[BEGIN INFORMATION SHOWN]

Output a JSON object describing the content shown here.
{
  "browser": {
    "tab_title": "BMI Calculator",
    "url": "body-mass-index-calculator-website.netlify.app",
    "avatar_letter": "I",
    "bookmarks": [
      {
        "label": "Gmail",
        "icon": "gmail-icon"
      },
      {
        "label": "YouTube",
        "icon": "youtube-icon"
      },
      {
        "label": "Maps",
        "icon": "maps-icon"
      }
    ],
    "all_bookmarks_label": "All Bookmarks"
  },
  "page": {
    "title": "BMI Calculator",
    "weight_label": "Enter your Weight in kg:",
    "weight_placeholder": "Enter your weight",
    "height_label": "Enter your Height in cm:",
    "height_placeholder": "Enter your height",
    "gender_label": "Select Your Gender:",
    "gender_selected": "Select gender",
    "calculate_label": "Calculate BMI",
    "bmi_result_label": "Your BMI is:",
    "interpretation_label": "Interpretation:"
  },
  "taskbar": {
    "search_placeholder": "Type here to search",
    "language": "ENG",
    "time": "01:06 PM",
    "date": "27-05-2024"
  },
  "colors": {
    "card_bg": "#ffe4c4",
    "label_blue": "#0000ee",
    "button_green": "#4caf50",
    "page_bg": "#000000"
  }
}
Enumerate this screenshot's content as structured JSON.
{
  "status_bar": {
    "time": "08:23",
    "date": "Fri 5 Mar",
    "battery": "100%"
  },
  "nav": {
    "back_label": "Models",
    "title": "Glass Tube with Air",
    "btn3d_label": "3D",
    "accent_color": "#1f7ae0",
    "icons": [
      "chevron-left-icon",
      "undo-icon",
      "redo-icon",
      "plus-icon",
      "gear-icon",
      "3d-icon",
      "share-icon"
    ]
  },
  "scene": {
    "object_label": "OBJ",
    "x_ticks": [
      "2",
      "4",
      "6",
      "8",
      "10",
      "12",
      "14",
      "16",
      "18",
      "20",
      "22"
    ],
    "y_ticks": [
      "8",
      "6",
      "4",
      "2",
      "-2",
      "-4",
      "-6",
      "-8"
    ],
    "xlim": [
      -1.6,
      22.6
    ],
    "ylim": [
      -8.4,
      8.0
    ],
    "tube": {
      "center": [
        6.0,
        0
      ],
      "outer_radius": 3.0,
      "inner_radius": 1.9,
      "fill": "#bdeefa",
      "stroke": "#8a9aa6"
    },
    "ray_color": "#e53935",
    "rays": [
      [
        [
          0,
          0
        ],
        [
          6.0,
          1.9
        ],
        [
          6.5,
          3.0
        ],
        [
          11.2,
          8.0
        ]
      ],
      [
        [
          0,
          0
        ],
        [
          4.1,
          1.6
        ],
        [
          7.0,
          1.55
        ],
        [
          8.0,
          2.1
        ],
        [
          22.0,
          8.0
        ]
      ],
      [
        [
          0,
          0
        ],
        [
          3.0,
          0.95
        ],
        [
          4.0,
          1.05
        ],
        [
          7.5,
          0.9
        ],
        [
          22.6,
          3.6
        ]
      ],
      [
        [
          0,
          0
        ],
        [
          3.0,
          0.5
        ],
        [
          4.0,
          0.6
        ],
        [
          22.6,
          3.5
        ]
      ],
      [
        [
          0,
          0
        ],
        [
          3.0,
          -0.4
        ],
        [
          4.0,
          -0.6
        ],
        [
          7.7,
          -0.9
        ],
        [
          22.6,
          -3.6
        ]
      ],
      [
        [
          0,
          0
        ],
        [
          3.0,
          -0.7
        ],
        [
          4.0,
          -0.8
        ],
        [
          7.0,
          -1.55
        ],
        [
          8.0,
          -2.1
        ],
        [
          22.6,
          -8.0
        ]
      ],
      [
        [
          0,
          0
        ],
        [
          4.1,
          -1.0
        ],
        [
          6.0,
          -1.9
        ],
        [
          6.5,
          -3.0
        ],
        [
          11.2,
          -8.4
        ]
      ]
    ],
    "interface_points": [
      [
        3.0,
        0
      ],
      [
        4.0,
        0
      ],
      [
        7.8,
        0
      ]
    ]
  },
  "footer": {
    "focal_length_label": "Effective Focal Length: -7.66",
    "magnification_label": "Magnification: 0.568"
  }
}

[END INFORMATION SHOWN]

▸ **WHAT IS BEING ASKED**
Reply with only the number of lines in the entries that contain the word "here".

▸ **RESULT OF THE EXERCISE**
2